Exercise objective.
Echo back the lines below word for word, omitting the pictures.

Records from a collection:
=======
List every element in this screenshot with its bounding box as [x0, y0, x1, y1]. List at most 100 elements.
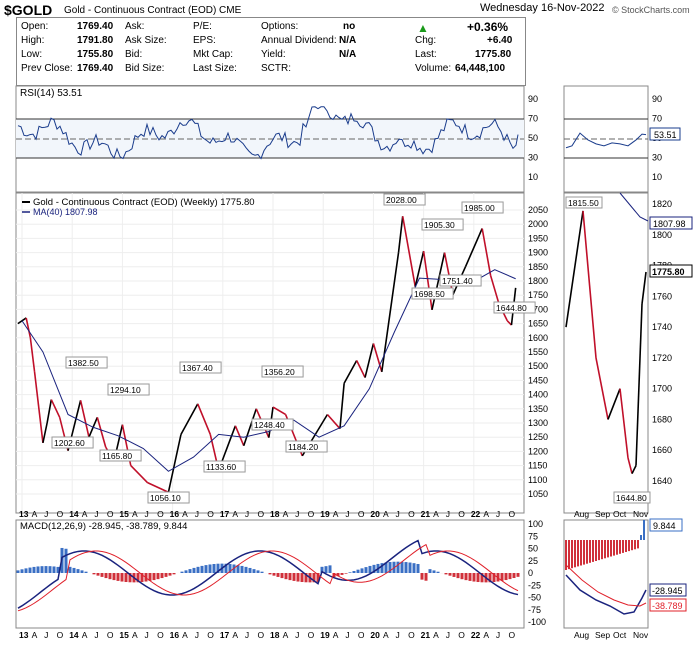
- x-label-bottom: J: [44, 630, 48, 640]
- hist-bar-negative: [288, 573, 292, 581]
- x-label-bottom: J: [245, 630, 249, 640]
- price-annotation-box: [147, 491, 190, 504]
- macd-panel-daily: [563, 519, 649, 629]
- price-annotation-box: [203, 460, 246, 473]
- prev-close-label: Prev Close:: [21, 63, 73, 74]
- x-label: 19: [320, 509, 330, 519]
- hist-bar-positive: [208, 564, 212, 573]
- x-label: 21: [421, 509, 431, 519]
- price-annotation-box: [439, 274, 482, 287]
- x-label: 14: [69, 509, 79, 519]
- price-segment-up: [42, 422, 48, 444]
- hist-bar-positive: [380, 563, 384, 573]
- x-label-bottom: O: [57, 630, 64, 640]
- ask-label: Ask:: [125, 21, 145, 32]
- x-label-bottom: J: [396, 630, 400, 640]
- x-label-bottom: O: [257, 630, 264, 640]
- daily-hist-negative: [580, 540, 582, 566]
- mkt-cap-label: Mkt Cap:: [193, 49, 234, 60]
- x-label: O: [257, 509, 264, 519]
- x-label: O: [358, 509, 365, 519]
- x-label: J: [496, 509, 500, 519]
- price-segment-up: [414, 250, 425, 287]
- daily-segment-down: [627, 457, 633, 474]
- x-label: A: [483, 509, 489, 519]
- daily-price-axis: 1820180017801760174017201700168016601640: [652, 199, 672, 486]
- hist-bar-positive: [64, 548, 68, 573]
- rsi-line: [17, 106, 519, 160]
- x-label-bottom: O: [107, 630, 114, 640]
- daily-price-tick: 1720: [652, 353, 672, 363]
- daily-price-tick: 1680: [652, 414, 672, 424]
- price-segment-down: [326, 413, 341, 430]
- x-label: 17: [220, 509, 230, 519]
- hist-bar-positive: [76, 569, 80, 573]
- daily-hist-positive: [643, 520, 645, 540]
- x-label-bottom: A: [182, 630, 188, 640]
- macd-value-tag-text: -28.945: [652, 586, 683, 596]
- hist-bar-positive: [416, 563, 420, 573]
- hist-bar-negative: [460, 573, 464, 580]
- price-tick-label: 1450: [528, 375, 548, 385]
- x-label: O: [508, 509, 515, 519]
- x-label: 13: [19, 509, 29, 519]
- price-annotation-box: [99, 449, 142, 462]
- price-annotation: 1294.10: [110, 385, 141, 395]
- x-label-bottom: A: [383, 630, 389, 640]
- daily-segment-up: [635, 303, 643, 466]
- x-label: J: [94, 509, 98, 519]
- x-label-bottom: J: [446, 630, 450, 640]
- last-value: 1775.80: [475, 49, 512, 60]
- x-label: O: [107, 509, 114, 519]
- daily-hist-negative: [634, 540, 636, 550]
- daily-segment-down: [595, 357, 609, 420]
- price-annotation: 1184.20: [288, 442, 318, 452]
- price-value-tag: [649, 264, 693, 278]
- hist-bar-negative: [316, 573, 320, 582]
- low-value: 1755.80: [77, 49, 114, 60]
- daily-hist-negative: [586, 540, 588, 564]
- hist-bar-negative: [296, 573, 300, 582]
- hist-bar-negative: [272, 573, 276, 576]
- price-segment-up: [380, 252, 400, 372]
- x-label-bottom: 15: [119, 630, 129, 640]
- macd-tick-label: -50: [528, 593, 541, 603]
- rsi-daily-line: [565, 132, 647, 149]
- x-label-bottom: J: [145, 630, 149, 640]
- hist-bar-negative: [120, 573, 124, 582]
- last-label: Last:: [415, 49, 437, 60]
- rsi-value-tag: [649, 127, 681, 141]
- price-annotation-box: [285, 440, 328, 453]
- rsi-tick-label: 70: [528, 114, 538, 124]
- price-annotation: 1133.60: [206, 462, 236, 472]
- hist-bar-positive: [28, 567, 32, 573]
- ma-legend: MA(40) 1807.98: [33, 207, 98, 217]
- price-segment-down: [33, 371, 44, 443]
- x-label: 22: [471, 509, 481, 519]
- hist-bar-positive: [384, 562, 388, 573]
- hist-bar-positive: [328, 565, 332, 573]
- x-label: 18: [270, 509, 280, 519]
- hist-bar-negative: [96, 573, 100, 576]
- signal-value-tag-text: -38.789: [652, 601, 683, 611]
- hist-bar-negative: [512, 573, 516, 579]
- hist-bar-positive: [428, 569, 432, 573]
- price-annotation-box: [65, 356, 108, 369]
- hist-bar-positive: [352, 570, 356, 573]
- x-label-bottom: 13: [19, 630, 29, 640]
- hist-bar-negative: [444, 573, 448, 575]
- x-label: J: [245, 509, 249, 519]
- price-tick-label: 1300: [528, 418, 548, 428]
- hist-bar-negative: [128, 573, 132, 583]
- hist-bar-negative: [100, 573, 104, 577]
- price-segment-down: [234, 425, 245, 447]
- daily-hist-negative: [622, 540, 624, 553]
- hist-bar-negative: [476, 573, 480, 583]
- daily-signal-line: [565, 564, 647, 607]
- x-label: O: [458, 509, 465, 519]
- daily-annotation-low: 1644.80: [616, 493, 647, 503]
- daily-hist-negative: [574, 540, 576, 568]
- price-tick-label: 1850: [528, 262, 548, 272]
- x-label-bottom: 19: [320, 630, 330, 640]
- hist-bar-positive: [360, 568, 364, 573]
=======
Solution to this exercise.
List every element in this screenshot with its bounding box as [x0, y0, x1, y1]. List at most 100 elements.
- x-label-bottom: J: [44, 630, 48, 640]
- hist-bar-negative: [288, 573, 292, 581]
- x-label-bottom: J: [245, 630, 249, 640]
- price-annotation-box: [147, 491, 190, 504]
- macd-panel-daily: [563, 519, 649, 629]
- price-annotation-box: [203, 460, 246, 473]
- prev-close-label: Prev Close:: [21, 63, 73, 74]
- x-label: 19: [320, 509, 330, 519]
- hist-bar-positive: [208, 564, 212, 573]
- x-label: 21: [421, 509, 431, 519]
- price-annotation-box: [439, 274, 482, 287]
- x-label: 14: [69, 509, 79, 519]
- price-segment-up: [42, 422, 48, 444]
- hist-bar-positive: [380, 563, 384, 573]
- x-label-bottom: O: [57, 630, 64, 640]
- ask-label: Ask:: [125, 21, 145, 32]
- x-label-bottom: J: [396, 630, 400, 640]
- x-label-bottom: O: [257, 630, 264, 640]
- daily-hist-negative: [580, 540, 582, 566]
- mkt-cap-label: Mkt Cap:: [193, 49, 234, 60]
- x-label: O: [257, 509, 264, 519]
- x-label: O: [358, 509, 365, 519]
- x-label: J: [496, 509, 500, 519]
- price-segment-up: [414, 250, 425, 287]
- daily-segment-down: [627, 457, 633, 474]
- x-label: A: [483, 509, 489, 519]
- daily-price-axis: 1820180017801760174017201700168016601640: [652, 199, 672, 486]
- hist-bar-positive: [64, 548, 68, 573]
- rsi-line: [17, 106, 519, 160]
- x-label-bottom: O: [107, 630, 114, 640]
- daily-price-tick: 1720: [652, 353, 672, 363]
- daily-price-tick: 1680: [652, 414, 672, 424]
- price-segment-down: [326, 413, 341, 430]
- x-label: 17: [220, 509, 230, 519]
- hist-bar-positive: [76, 569, 80, 573]
- daily-hist-positive: [643, 520, 645, 540]
- x-label-bottom: A: [182, 630, 188, 640]
- macd-value-tag-text: -28.945: [652, 586, 683, 596]
- hist-bar-positive: [416, 563, 420, 573]
- hist-bar-negative: [460, 573, 464, 580]
- price-tick-label: 1450: [528, 375, 548, 385]
- x-label: O: [508, 509, 515, 519]
- x-label: 13: [19, 509, 29, 519]
- price-annotation-box: [99, 449, 142, 462]
- price-annotation: 1294.10: [110, 385, 141, 395]
- x-label-bottom: A: [383, 630, 389, 640]
- daily-segment-up: [635, 303, 643, 466]
- x-label: J: [94, 509, 98, 519]
- x-label-bottom: J: [446, 630, 450, 640]
- last-value: 1775.80: [475, 49, 512, 60]
- x-label: O: [107, 509, 114, 519]
- daily-hist-negative: [634, 540, 636, 550]
- daily-segment-down: [595, 357, 609, 420]
- price-annotation: 1184.20: [288, 442, 318, 452]
- price-value-tag: [649, 264, 693, 278]
- hist-bar-negative: [316, 573, 320, 582]
- low-value: 1755.80: [77, 49, 114, 60]
- daily-hist-negative: [586, 540, 588, 564]
- hist-bar-negative: [296, 573, 300, 582]
- hist-bar-negative: [272, 573, 276, 576]
- price-segment-up: [380, 252, 400, 372]
- x-label-bottom: 15: [119, 630, 129, 640]
- macd-tick-label: -50: [528, 593, 541, 603]
- rsi-daily-line: [565, 132, 647, 149]
- x-label-bottom: J: [145, 630, 149, 640]
- hist-bar-negative: [120, 573, 124, 582]
- last-label: Last:: [415, 49, 437, 60]
- rsi-value-tag: [649, 127, 681, 141]
- price-annotation-box: [285, 440, 328, 453]
- rsi-tick-label: 70: [528, 114, 538, 124]
- price-annotation: 1133.60: [206, 462, 236, 472]
- hist-bar-positive: [28, 567, 32, 573]
- ma-legend: MA(40) 1807.98: [33, 207, 98, 217]
- price-segment-down: [33, 371, 44, 443]
- x-label: 22: [471, 509, 481, 519]
- hist-bar-positive: [384, 562, 388, 573]
- hist-bar-positive: [328, 565, 332, 573]
- x-label: 18: [270, 509, 280, 519]
- hist-bar-negative: [96, 573, 100, 576]
- signal-value-tag-text: -38.789: [652, 601, 683, 611]
- hist-bar-negative: [512, 573, 516, 579]
- hist-bar-positive: [428, 569, 432, 573]
- price-annotation-box: [65, 356, 108, 369]
- hist-bar-positive: [352, 570, 356, 573]
- x-label-bottom: 13: [19, 630, 29, 640]
- hist-bar-negative: [444, 573, 448, 575]
- x-label: J: [245, 509, 249, 519]
- price-tick-label: 1300: [528, 418, 548, 428]
- hist-bar-negative: [128, 573, 132, 583]
- hist-bar-negative: [100, 573, 104, 577]
- price-segment-down: [234, 425, 245, 447]
- daily-hist-negative: [622, 540, 624, 553]
- hist-bar-negative: [476, 573, 480, 583]
- daily-signal-line: [565, 564, 647, 607]
- x-label: O: [458, 509, 465, 519]
- daily-annotation-low: 1644.80: [616, 493, 647, 503]
- daily-hist-negative: [574, 540, 576, 568]
- price-tick-label: 1850: [528, 262, 548, 272]
- x-label-bottom: 19: [320, 630, 330, 640]
- hist-bar-positive: [360, 568, 364, 573]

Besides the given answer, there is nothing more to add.